What you will do: Your task is to reproduce the entries below word for word.

Materials provided:
· · · ·

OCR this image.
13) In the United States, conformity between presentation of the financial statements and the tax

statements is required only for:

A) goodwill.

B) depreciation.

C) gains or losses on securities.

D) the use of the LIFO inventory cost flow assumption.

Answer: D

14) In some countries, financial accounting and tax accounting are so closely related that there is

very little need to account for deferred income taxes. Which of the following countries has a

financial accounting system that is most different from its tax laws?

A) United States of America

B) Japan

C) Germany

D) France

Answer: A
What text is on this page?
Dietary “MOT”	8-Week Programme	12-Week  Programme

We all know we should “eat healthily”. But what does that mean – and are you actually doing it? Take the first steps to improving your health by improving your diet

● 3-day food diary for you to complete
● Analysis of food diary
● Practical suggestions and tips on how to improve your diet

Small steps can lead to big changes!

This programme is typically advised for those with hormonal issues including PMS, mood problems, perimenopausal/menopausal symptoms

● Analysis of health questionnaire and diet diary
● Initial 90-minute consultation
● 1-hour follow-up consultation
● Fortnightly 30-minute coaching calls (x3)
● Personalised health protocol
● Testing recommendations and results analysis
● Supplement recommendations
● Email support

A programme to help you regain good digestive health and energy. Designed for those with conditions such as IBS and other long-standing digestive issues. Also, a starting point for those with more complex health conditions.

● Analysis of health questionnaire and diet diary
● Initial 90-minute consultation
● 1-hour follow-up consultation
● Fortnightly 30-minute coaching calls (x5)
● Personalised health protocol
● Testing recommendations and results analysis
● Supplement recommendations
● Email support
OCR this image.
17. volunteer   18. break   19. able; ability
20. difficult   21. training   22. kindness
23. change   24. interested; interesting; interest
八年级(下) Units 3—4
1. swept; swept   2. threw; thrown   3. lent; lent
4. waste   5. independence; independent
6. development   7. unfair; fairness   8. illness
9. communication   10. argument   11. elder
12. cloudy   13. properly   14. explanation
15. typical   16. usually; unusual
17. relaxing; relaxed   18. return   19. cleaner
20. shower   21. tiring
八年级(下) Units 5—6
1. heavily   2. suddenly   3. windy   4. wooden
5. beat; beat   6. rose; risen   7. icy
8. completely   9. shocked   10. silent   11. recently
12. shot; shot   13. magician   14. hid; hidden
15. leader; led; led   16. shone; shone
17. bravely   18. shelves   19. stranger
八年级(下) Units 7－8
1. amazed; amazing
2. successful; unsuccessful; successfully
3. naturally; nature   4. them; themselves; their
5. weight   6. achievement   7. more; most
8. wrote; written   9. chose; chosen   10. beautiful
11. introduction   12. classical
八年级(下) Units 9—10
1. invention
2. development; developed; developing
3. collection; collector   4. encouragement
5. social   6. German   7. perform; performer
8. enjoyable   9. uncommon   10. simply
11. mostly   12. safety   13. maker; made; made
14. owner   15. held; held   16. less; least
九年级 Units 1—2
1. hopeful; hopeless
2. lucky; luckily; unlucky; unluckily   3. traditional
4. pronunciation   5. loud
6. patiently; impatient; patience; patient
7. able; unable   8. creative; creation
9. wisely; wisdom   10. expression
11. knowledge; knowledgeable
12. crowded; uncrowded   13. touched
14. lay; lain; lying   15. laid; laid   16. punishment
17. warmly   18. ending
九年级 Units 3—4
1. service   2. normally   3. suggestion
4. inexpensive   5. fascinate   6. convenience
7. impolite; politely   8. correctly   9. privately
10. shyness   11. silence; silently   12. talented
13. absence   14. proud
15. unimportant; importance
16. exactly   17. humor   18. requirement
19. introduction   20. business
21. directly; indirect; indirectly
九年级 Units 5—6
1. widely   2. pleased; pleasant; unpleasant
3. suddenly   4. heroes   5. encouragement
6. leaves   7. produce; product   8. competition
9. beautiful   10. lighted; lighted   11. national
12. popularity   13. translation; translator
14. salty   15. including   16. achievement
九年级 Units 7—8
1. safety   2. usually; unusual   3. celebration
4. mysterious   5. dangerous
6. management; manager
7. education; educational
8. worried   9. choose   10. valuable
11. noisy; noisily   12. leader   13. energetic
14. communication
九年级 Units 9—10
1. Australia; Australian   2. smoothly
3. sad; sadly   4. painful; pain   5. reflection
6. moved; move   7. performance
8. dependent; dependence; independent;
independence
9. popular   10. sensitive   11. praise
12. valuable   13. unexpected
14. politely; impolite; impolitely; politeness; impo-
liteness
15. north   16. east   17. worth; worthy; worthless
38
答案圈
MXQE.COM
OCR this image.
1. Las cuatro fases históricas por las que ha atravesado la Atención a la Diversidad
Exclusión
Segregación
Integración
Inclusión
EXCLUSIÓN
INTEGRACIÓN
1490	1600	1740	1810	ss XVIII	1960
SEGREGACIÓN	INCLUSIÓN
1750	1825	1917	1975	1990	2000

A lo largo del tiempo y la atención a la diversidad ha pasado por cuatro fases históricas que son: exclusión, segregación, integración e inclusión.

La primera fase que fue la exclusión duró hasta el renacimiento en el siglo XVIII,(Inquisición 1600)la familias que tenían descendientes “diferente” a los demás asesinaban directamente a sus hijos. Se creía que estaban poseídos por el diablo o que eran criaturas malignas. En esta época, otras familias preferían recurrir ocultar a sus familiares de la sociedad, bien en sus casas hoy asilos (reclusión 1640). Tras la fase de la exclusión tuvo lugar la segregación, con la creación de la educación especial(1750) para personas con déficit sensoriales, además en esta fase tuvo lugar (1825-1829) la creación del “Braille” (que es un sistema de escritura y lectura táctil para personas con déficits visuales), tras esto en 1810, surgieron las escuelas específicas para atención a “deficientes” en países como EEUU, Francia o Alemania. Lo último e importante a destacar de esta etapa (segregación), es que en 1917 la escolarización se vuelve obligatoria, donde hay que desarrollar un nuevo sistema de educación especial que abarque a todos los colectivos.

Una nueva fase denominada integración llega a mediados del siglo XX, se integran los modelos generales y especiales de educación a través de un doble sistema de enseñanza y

· · · ·

Final result:
OCR this image.
13) In the United States, conformity between presentation of the financial statements and the tax

statements is required only for:

A) goodwill.

B) depreciation.

C) gains or losses on securities.

D) the use of the LIFO inventory cost flow assumption.

Answer: D

14) In some countries, financial accounting and tax accounting are so closely related that there is

very little need to account for deferred income taxes. Which of the following countries has a

financial accounting system that is most different from its tax laws?

A) United States of America

B) Japan

C) Germany

D) France

Answer: A
What text is on this page?
Dietary “MOT”	8-Week Programme	12-Week  Programme

We all know we should “eat healthily”. But what does that mean – and are you actually doing it? Take the first steps to improving your health by improving your diet

● 3-day food diary for you to complete
● Analysis of food diary
● Practical suggestions and tips on how to improve your diet

Small steps can lead to big changes!

This programme is typically advised for those with hormonal issues including PMS, mood problems, perimenopausal/menopausal symptoms

● Analysis of health questionnaire and diet diary
● Initial 90-minute consultation
● 1-hour follow-up consultation
● Fortnightly 30-minute coaching calls (x3)
● Personalised health protocol
● Testing recommendations and results analysis
● Supplement recommendations
● Email support

A programme to help you regain good digestive health and energy. Designed for those with conditions such as IBS and other long-standing digestive issues. Also, a starting point for those with more complex health conditions.

● Analysis of health questionnaire and diet diary
● Initial 90-minute consultation
● 1-hour follow-up consultation
● Fortnightly 30-minute coaching calls (x5)
● Personalised health protocol
● Testing recommendations and results analysis
● Supplement recommendations
● Email support
OCR this image.
17. volunteer   18. break   19. able; ability
20. difficult   21. training   22. kindness
23. change   24. interested; interesting; interest
八年级(下) Units 3—4
1. swept; swept   2. threw; thrown   3. lent; lent
4. waste   5. independence; independent
6. development   7. unfair; fairness   8. illness
9. communication   10. argument   11. elder
12. cloudy   13. properly   14. explanation
15. typical   16. usually; unusual
17. relaxing; relaxed   18. return   19. cleaner
20. shower   21. tiring
八年级(下) Units 5—6
1. heavily   2. suddenly   3. windy   4. wooden
5. beat; beat   6. rose; risen   7. icy
8. completely   9. shocked   10. silent   11. recently
12. shot; shot   13. magician   14. hid; hidden
15. leader; led; led   16. shone; shone
17. bravely   18. shelves   19. stranger
八年级(下) Units 7－8
1. amazed; amazing
2. successful; unsuccessful; successfully
3. naturally; nature   4. them; themselves; their
5. weight   6. achievement   7. more; most
8. wrote; written   9. chose; chosen   10. beautiful
11. introduction   12. classical
八年级(下) Units 9—10
1. invention
2. development; developed; developing
3. collection; collector   4. encouragement
5. social   6. German   7. perform; performer
8. enjoyable   9. uncommon   10. simply
11. mostly   12. safety   13. maker; made; made
14. owner   15. held; held   16. less; least
九年级 Units 1—2
1. hopeful; hopeless
2. lucky; luckily; unlucky; unluckily   3. traditional
4. pronunciation   5. loud
6. patiently; impatient; patience; patient
7. able; unable   8. creative; creation
9. wisely; wisdom   10. expression
11. knowledge; knowledgeable
12. crowded; uncrowded   13. touched
14. lay; lain; lying   15. laid; laid   16. punishment
17. warmly   18. ending
九年级 Units 3—4
1. service   2. normally   3. suggestion
4. inexpensive   5. fascinate   6. convenience
7. impolite; politely   8. correctly   9. privately
10. shyness   11. silence; silently   12. talented
13. absence   14. proud
15. unimportant; importance
16. exactly   17. humor   18. requirement
19. introduction   20. business
21. directly; indirect; indirectly
九年级 Units 5—6
1. widely   2. pleased; pleasant; unpleasant
3. suddenly   4. heroes   5. encouragement
6. leaves   7. produce; product   8. competition
9. beautiful   10. lighted; lighted   11. national
12. popularity   13. translation; translator
14. salty   15. including   16. achievement
九年级 Units 7—8
1. safety   2. usually; unusual   3. celebration
4. mysterious   5. dangerous
6. management; manager
7. education; educational
8. worried   9. choose   10. valuable
11. noisy; noisily   12. leader   13. energetic
14. communication
九年级 Units 9—10
1. Australia; Australian   2. smoothly
3. sad; sadly   4. painful; pain   5. reflection
6. moved; move   7. performance
8. dependent; dependence; independent;
independence
9. popular   10. sensitive   11. praise
12. valuable   13. unexpected
14. politely; impolite; impolitely; politeness; impo-
liteness
15. north   16. east   17. worth; worthy; worthless
38
答案圈
MXQE.COM
OCR this image.
1. Las cuatro fases históricas por las que ha atravesado la Atención a la Diversidad
Exclusión
Segregación
Integración
Inclusión
EXCLUSIÓN
INTEGRACIÓN
1490	1600	1740	1810	ss XVIII	1960
SEGREGACIÓN	INCLUSIÓN
1750	1825	1917	1975	1990	2000

A lo largo del tiempo y la atención a la diversidad ha pasado por cuatro fases históricas que son: exclusión, segregación, integración e inclusión.

La primera fase que fue la exclusión duró hasta el renacimiento en el siglo XVIII,(Inquisición 1600)la familias que tenían descendientes “diferente” a los demás asesinaban directamente a sus hijos. Se creía que estaban poseídos por el diablo o que eran criaturas malignas. En esta época, otras familias preferían recurrir ocultar a sus familiares de la sociedad, bien en sus casas hoy asilos (reclusión 1640). Tras la fase de la exclusión tuvo lugar la segregación, con la creación de la educación especial(1750) para personas con déficit sensoriales, además en esta fase tuvo lugar (1825-1829) la creación del “Braille” (que es un sistema de escritura y lectura táctil para personas con déficits visuales), tras esto en 1810, surgieron las escuelas específicas para atención a “deficientes” en países como EEUU, Francia o Alemania. Lo último e importante a destacar de esta etapa (segregación), es que en 1917 la escolarización se vuelve obligatoria, donde hay que desarrollar un nuevo sistema de educación especial que abarque a todos los colectivos.

Una nueva fase denominada integración llega a mediados del siglo XX, se integran los modelos generales y especiales de educación a través de un doble sistema de enseñanza y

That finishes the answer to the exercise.